Collected data
--- Begin ---
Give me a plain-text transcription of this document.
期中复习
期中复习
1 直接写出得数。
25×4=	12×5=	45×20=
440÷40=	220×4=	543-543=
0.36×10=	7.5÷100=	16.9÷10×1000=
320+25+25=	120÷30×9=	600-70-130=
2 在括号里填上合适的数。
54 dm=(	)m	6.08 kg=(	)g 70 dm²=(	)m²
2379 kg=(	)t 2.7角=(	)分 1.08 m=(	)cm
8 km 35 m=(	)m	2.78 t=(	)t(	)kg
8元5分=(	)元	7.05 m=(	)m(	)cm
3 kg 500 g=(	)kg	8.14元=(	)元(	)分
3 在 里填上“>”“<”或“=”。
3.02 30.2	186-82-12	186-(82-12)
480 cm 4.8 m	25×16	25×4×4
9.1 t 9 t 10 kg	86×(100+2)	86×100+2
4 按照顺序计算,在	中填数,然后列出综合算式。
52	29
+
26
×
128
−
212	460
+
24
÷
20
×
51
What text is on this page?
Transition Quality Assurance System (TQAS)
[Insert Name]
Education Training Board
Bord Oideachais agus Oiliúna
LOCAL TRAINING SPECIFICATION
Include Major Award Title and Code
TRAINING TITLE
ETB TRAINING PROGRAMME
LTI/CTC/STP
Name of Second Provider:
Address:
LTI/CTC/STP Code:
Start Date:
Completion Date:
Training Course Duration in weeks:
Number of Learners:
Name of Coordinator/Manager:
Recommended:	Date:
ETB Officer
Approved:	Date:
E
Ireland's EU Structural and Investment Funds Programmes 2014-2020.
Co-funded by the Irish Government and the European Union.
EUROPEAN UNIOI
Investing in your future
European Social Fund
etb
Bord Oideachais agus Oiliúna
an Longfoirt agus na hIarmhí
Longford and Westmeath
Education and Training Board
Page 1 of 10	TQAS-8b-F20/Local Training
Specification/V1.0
--- End ---
Direction
Copy all of the material word for word.

Answer below
Give me a plain-text transcription of this document.
期中复习
期中复习
1 直接写出得数。
25×4=	12×5=	45×20=
440÷40=	220×4=	543-543=
0.36×10=	7.5÷100=	16.9÷10×1000=
320+25+25=	120÷30×9=	600-70-130=
2 在括号里填上合适的数。
54 dm=(	)m	6.08 kg=(	)g 70 dm²=(	)m²
2379 kg=(	)t 2.7角=(	)分 1.08 m=(	)cm
8 km 35 m=(	)m	2.78 t=(	)t(	)kg
8元5分=(	)元	7.05 m=(	)m(	)cm
3 kg 500 g=(	)kg	8.14元=(	)元(	)分
3 在 里填上“>”“<”或“=”。
3.02 30.2	186-82-12	186-(82-12)
480 cm 4.8 m	25×16	25×4×4
9.1 t 9 t 10 kg	86×(100+2)	86×100+2
4 按照顺序计算,在	中填数,然后列出综合算式。
52	29
+
26
×
128
−
212	460
+
24
÷
20
×
51
What text is on this page?
Transition Quality Assurance System (TQAS)
[Insert Name]
Education Training Board
Bord Oideachais agus Oiliúna
LOCAL TRAINING SPECIFICATION
Include Major Award Title and Code
TRAINING TITLE
ETB TRAINING PROGRAMME
LTI/CTC/STP
Name of Second Provider:
Address:
LTI/CTC/STP Code:
Start Date:
Completion Date:
Training Course Duration in weeks:
Number of Learners:
Name of Coordinator/Manager:
Recommended:	Date:
ETB Officer
Approved:	Date:
E
Ireland's EU Structural and Investment Funds Programmes 2014-2020.
Co-funded by the Irish Government and the European Union.
EUROPEAN UNIOI
Investing in your future
European Social Fund
etb
Bord Oideachais agus Oiliúna
an Longfoirt agus na hIarmhí
Longford and Westmeath
Education and Training Board
Page 1 of 10	TQAS-8b-F20/Local Training
Specification/V1.0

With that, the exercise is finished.